WHAT THIS TASK INVOLVES - Scan the data below and pick out the lines containing the word "Afrique".

PROVIDED RECORDS -
####################

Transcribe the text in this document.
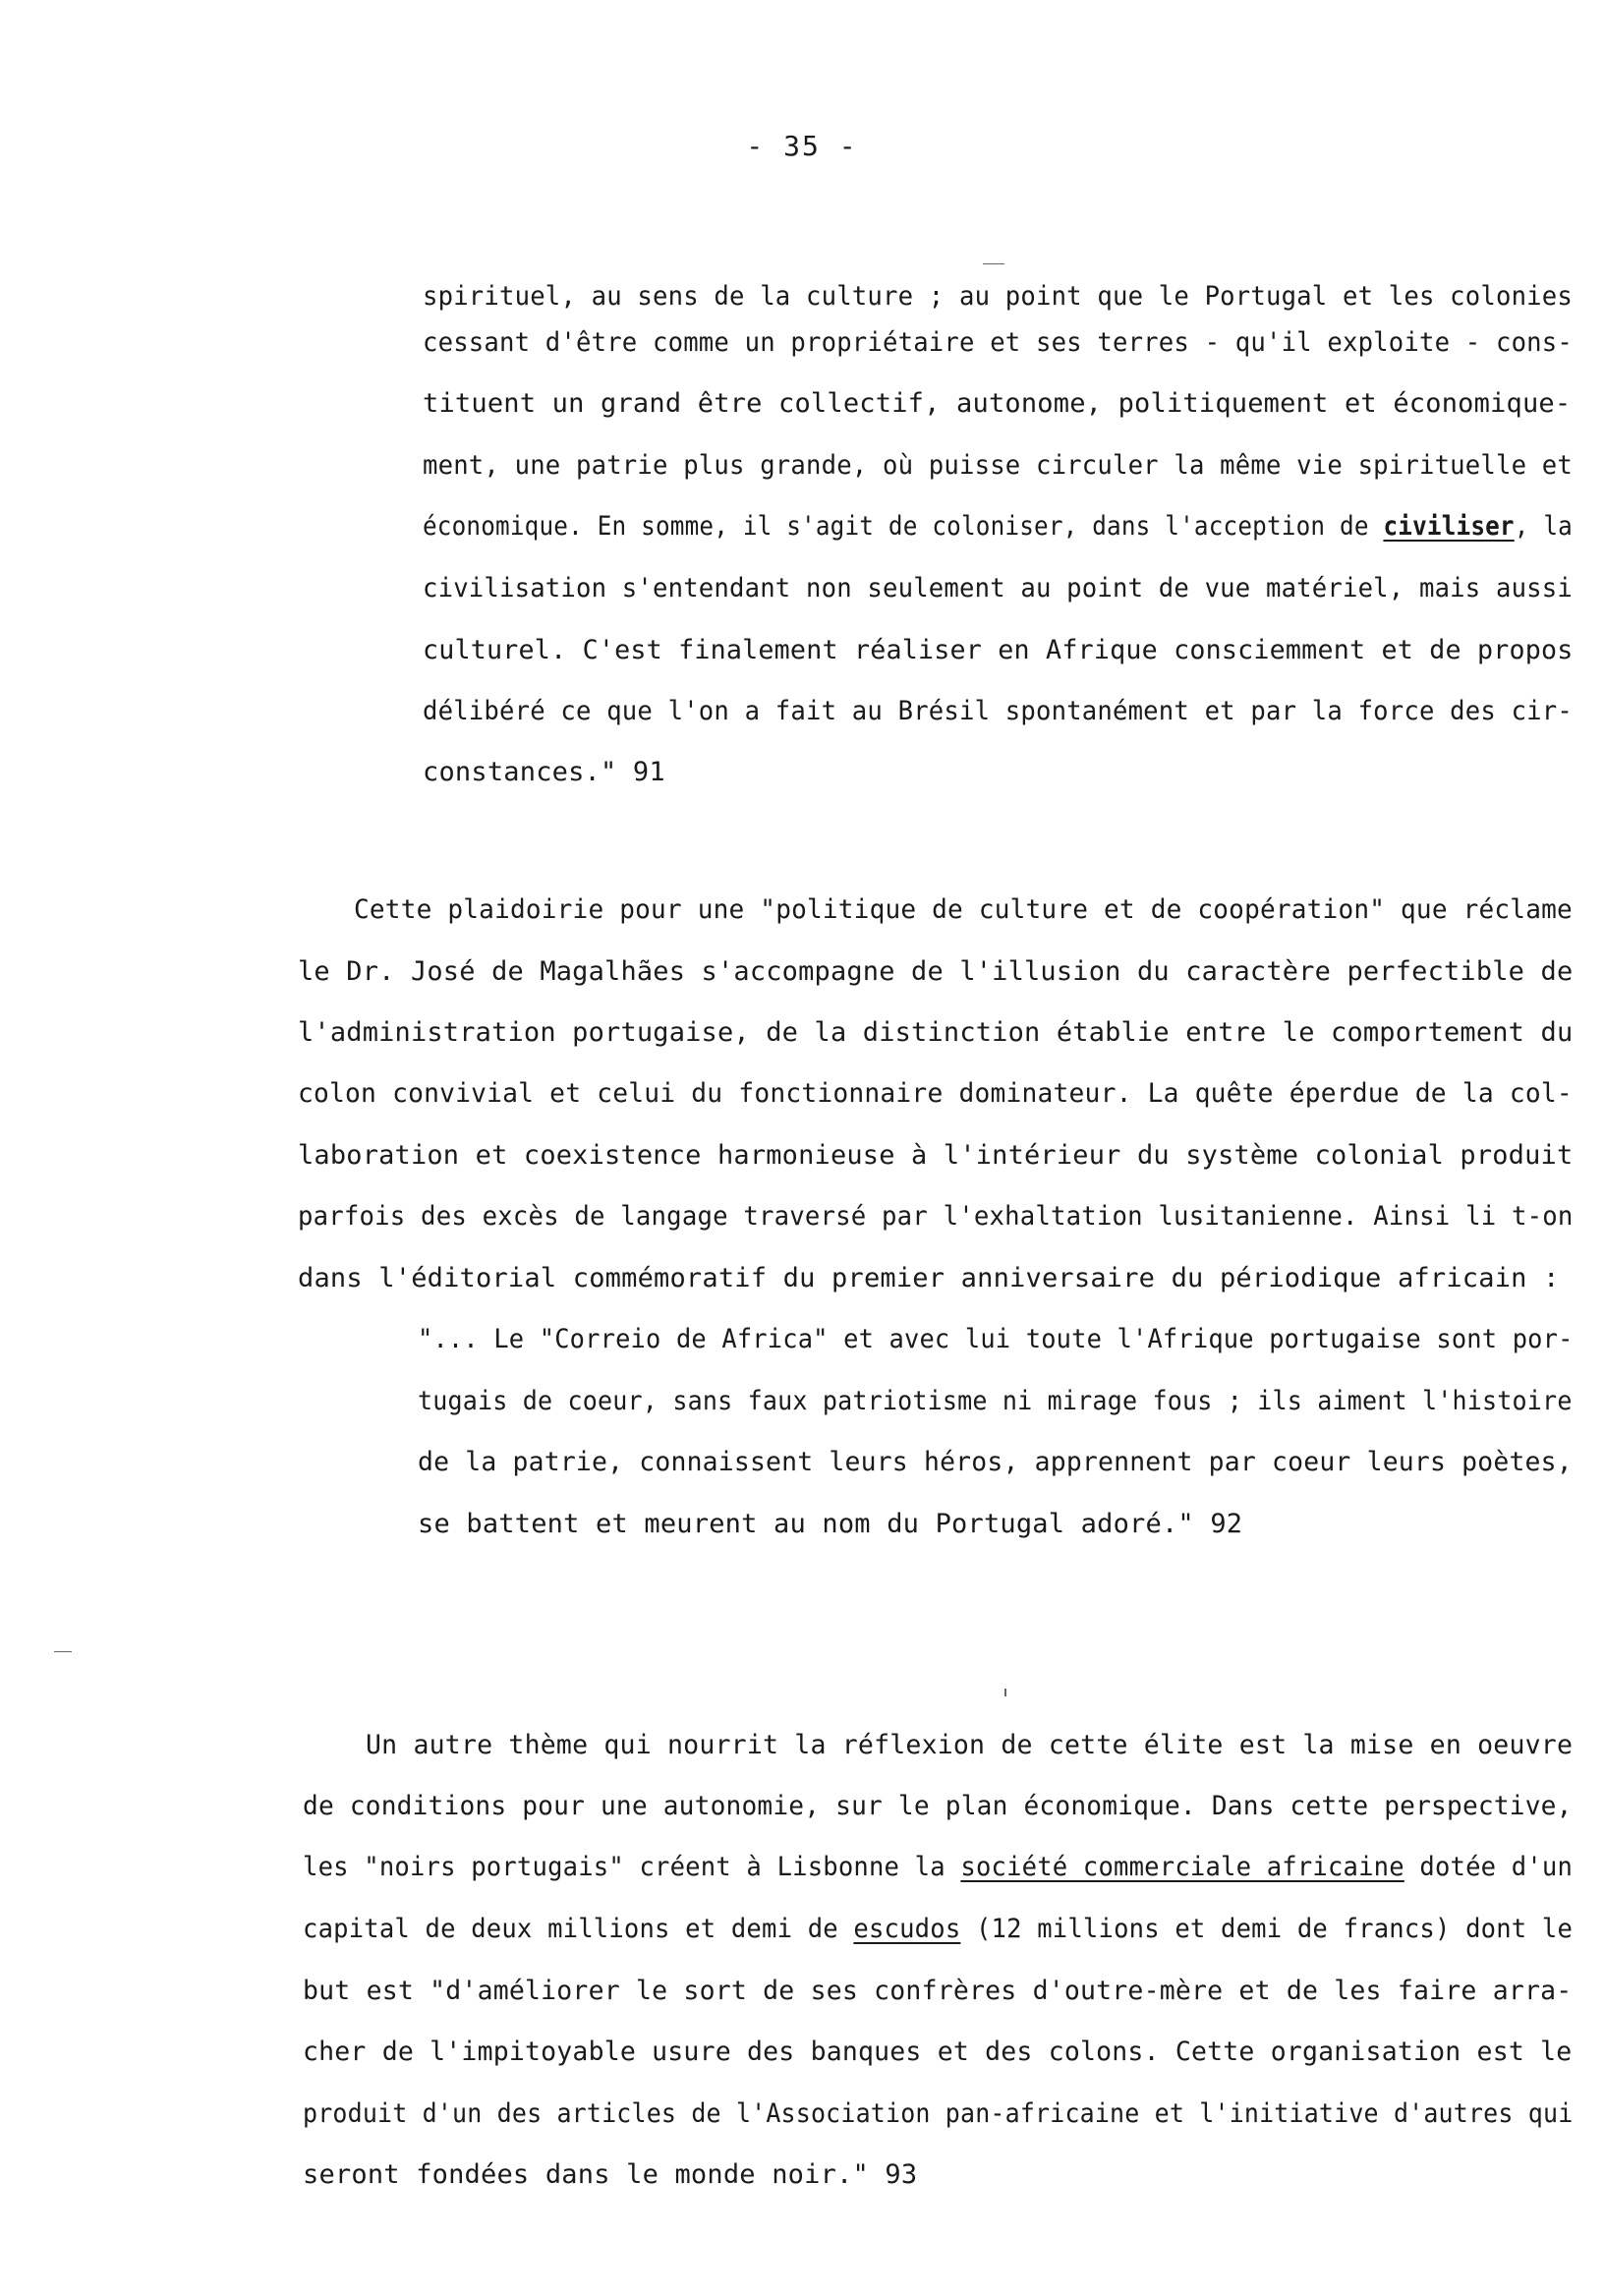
- 35 -
spirituel, au sens de la culture ; au point que le Portugal et les colonies
cessant d'être comme un propriétaire et ses terres - qu'il exploite - cons-
tituent un grand être collectif, autonome, politiquement et économique-
ment, une patrie plus grande, où puisse circuler la même vie spirituelle et
économique. En somme, il s'agit de coloniser, dans l'acception de civiliser, la
civilisation s'entendant non seulement au point de vue matériel, mais aussi
culturel. C'est finalement réaliser en Afrique consciemment et de propos
délibéré ce que l'on a fait au Brésil spontanément et par la force des cir-
constances." 91
Cette plaidoirie pour une "politique de culture et de coopération" que réclame
le Dr. José de Magalhães s'accompagne de l'illusion du caractère perfectible de
l'administration portugaise, de la distinction établie entre le comportement du
colon convivial et celui du fonctionnaire dominateur. La quête éperdue de la col-
laboration et coexistence harmonieuse à l'intérieur du système colonial produit
parfois des excès de langage traversé par l'exhaltation lusitanienne. Ainsi li t-on
dans l'éditorial commémoratif du premier anniversaire du périodique africain :
"... Le "Correio de Africa" et avec lui toute l'Afrique portugaise sont por-
tugais de coeur, sans faux patriotisme ni mirage fous ; ils aiment l'histoire
de la patrie, connaissent leurs héros, apprennent par coeur leurs poètes,
se battent et meurent au nom du Portugal adoré." 92
Un autre thème qui nourrit la réflexion de cette élite est la mise en oeuvre
de conditions pour une autonomie, sur le plan économique. Dans cette perspective,
les "noirs portugais" créent à Lisbonne la société commerciale africaine dotée d'un
capital de deux millions et demi de escudos (12 millions et demi de francs) dont le
but est "d'améliorer le sort de ses confrères d'outre-mère et de les faire arra-
cher de l'impitoyable usure des banques et des colons. Cette organisation est le
produit d'un des articles de l'Association pan-africaine et l'initiative d'autres qui
seront fondées dans le monde noir." 93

####################

SOLUTION TO THIS EXERCISE -
culturel. C'est finalement réaliser en Afrique consciemment et de propos
"... Le "Correio de Africa" et avec lui toute l'Afrique portugaise sont por-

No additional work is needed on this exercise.